** START DATA LISTING **
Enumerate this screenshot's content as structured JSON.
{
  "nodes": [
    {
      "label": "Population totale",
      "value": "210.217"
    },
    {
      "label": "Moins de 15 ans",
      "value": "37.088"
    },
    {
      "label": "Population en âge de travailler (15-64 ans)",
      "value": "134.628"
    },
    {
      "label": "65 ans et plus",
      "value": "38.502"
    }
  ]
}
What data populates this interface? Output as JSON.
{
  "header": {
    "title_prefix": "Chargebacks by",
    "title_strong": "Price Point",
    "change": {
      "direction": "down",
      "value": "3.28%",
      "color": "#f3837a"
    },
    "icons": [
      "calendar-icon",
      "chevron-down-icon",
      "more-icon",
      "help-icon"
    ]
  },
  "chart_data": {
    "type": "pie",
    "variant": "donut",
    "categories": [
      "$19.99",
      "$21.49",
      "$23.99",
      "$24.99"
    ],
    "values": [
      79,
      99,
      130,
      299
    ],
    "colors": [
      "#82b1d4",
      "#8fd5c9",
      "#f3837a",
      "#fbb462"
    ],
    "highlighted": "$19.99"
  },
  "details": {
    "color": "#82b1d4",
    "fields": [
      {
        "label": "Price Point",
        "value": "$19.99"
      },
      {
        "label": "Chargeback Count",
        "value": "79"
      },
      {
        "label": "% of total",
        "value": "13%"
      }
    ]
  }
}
** END DATA LISTING **
§ **PROBLEM DESCRIPTION**:
Restate the records, all of them, precisely as written.

§ **SOLUTION FOR THIS EXERCISE**:
Enumerate this screenshot's content as structured JSON.
{
  "nodes": [
    {
      "label": "Population totale",
      "value": "210.217"
    },
    {
      "label": "Moins de 15 ans",
      "value": "37.088"
    },
    {
      "label": "Population en âge de travailler (15-64 ans)",
      "value": "134.628"
    },
    {
      "label": "65 ans et plus",
      "value": "38.502"
    }
  ]
}
What data populates this interface? Output as JSON.
{
  "header": {
    "title_prefix": "Chargebacks by",
    "title_strong": "Price Point",
    "change": {
      "direction": "down",
      "value": "3.28%",
      "color": "#f3837a"
    },
    "icons": [
      "calendar-icon",
      "chevron-down-icon",
      "more-icon",
      "help-icon"
    ]
  },
  "chart_data": {
    "type": "pie",
    "variant": "donut",
    "categories": [
      "$19.99",
      "$21.49",
      "$23.99",
      "$24.99"
    ],
    "values": [
      79,
      99,
      130,
      299
    ],
    "colors": [
      "#82b1d4",
      "#8fd5c9",
      "#f3837a",
      "#fbb462"
    ],
    "highlighted": "$19.99"
  },
  "details": {
    "color": "#82b1d4",
    "fields": [
      {
        "label": "Price Point",
        "value": "$19.99"
      },
      {
        "label": "Chargeback Count",
        "value": "79"
      },
      {
        "label": "% of total",
        "value": "13%"
      }
    ]
  }
}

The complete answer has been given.